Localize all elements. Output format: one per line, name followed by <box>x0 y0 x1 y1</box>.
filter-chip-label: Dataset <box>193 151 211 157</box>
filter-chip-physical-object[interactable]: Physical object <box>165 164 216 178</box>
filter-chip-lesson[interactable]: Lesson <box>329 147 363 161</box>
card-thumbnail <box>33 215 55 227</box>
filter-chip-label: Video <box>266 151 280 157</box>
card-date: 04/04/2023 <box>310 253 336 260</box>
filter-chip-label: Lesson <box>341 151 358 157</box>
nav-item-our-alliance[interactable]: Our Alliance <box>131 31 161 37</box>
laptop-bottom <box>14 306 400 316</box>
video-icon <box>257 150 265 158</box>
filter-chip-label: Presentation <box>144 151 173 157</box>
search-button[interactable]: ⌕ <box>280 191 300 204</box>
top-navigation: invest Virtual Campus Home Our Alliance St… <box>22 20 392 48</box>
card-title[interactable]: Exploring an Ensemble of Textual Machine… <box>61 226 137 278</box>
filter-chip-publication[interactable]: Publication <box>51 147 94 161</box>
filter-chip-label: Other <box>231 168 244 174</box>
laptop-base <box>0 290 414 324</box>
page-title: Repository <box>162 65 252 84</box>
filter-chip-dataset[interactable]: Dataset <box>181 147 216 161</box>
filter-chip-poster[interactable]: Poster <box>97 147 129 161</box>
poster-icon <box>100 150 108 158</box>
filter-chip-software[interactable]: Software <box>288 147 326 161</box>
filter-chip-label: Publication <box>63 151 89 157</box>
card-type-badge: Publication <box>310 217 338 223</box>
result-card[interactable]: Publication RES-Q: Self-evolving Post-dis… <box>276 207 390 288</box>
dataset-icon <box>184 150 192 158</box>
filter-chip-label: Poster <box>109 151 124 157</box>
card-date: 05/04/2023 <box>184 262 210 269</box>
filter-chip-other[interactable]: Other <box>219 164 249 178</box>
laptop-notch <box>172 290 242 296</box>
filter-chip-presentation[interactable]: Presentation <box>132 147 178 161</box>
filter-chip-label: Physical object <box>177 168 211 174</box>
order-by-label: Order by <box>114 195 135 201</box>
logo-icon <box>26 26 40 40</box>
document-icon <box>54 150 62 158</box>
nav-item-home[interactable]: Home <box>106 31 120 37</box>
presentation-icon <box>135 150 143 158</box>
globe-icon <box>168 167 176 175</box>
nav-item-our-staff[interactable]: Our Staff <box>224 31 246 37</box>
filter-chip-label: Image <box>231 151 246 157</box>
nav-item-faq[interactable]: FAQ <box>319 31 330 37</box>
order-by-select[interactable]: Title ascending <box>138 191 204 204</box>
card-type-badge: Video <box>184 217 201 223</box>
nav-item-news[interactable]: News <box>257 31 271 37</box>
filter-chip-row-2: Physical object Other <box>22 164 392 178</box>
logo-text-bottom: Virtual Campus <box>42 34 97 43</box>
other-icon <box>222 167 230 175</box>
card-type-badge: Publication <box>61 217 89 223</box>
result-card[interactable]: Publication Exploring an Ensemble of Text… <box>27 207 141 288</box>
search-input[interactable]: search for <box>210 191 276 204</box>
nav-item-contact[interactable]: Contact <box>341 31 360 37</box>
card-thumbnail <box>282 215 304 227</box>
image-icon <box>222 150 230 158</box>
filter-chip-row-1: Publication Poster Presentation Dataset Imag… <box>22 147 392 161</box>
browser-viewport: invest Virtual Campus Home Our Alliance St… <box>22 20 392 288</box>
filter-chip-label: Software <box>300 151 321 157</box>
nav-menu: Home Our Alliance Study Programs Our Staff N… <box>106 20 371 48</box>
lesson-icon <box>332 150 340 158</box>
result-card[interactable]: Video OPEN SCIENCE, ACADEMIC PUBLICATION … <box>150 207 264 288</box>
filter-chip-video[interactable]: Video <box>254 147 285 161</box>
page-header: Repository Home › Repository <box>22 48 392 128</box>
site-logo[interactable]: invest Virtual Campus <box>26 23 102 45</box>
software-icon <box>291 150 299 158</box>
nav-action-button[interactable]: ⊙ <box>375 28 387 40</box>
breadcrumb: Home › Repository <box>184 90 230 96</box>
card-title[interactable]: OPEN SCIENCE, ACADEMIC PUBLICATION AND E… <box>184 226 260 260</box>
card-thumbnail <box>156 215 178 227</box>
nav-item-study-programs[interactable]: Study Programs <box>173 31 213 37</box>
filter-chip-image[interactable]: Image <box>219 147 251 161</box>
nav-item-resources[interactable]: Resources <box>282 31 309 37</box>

•••

▶ **EXERCISE DIRECTIONS**
Return every line of the data above unchanged, from the first line to the last.

▶ **RESPONSE BELOW**
Localize all elements. Output format: one per line, name followed by <box>x0 y0 x1 y1</box>.
filter-chip-label: Dataset <box>193 151 211 157</box>
filter-chip-physical-object[interactable]: Physical object <box>165 164 216 178</box>
filter-chip-lesson[interactable]: Lesson <box>329 147 363 161</box>
card-thumbnail <box>33 215 55 227</box>
filter-chip-label: Video <box>266 151 280 157</box>
card-date: 04/04/2023 <box>310 253 336 260</box>
filter-chip-label: Lesson <box>341 151 358 157</box>
nav-item-our-alliance[interactable]: Our Alliance <box>131 31 161 37</box>
laptop-bottom <box>14 306 400 316</box>
video-icon <box>257 150 265 158</box>
filter-chip-label: Presentation <box>144 151 173 157</box>
search-button[interactable]: ⌕ <box>280 191 300 204</box>
top-navigation: invest Virtual Campus Home Our Alliance St… <box>22 20 392 48</box>
card-title[interactable]: Exploring an Ensemble of Textual Machine… <box>61 226 137 278</box>
filter-chip-publication[interactable]: Publication <box>51 147 94 161</box>
filter-chip-label: Other <box>231 168 244 174</box>
laptop-base <box>0 290 414 324</box>
page-title: Repository <box>162 65 252 84</box>
filter-chip-dataset[interactable]: Dataset <box>181 147 216 161</box>
filter-chip-poster[interactable]: Poster <box>97 147 129 161</box>
poster-icon <box>100 150 108 158</box>
filter-chip-software[interactable]: Software <box>288 147 326 161</box>
filter-chip-label: Publication <box>63 151 89 157</box>
card-type-badge: Publication <box>310 217 338 223</box>
result-card[interactable]: Publication RES-Q: Self-evolving Post-dis… <box>276 207 390 288</box>
dataset-icon <box>184 150 192 158</box>
filter-chip-label: Poster <box>109 151 124 157</box>
card-date: 05/04/2023 <box>184 262 210 269</box>
filter-chip-other[interactable]: Other <box>219 164 249 178</box>
laptop-notch <box>172 290 242 296</box>
filter-chip-presentation[interactable]: Presentation <box>132 147 178 161</box>
filter-chip-label: Physical object <box>177 168 211 174</box>
order-by-label: Order by <box>114 195 135 201</box>
logo-icon <box>26 26 40 40</box>
document-icon <box>54 150 62 158</box>
nav-item-home[interactable]: Home <box>106 31 120 37</box>
presentation-icon <box>135 150 143 158</box>
globe-icon <box>168 167 176 175</box>
nav-item-our-staff[interactable]: Our Staff <box>224 31 246 37</box>
filter-chip-label: Image <box>231 151 246 157</box>
nav-item-faq[interactable]: FAQ <box>319 31 330 37</box>
order-by-select[interactable]: Title ascending <box>138 191 204 204</box>
card-type-badge: Video <box>184 217 201 223</box>
nav-item-news[interactable]: News <box>257 31 271 37</box>
filter-chip-row-2: Physical object Other <box>22 164 392 178</box>
logo-text-bottom: Virtual Campus <box>42 34 97 43</box>
other-icon <box>222 167 230 175</box>
card-type-badge: Publication <box>61 217 89 223</box>
result-card[interactable]: Publication Exploring an Ensemble of Text… <box>27 207 141 288</box>
search-input[interactable]: search for <box>210 191 276 204</box>
nav-item-contact[interactable]: Contact <box>341 31 360 37</box>
card-thumbnail <box>282 215 304 227</box>
image-icon <box>222 150 230 158</box>
filter-chip-row-1: Publication Poster Presentation Dataset Imag… <box>22 147 392 161</box>
browser-viewport: invest Virtual Campus Home Our Alliance St… <box>22 20 392 288</box>
filter-chip-label: Software <box>300 151 321 157</box>
nav-menu: Home Our Alliance Study Programs Our Staff N… <box>106 20 371 48</box>
lesson-icon <box>332 150 340 158</box>
result-card[interactable]: Video OPEN SCIENCE, ACADEMIC PUBLICATION … <box>150 207 264 288</box>
filter-chip-video[interactable]: Video <box>254 147 285 161</box>
page-header: Repository Home › Repository <box>22 48 392 128</box>
site-logo[interactable]: invest Virtual Campus <box>26 23 102 45</box>
software-icon <box>291 150 299 158</box>
nav-action-button[interactable]: ⊙ <box>375 28 387 40</box>
breadcrumb: Home › Repository <box>184 90 230 96</box>
card-title[interactable]: OPEN SCIENCE, ACADEMIC PUBLICATION AND E… <box>184 226 260 260</box>
card-thumbnail <box>156 215 178 227</box>
nav-item-study-programs[interactable]: Study Programs <box>173 31 213 37</box>
filter-chip-image[interactable]: Image <box>219 147 251 161</box>
nav-item-resources[interactable]: Resources <box>282 31 309 37</box>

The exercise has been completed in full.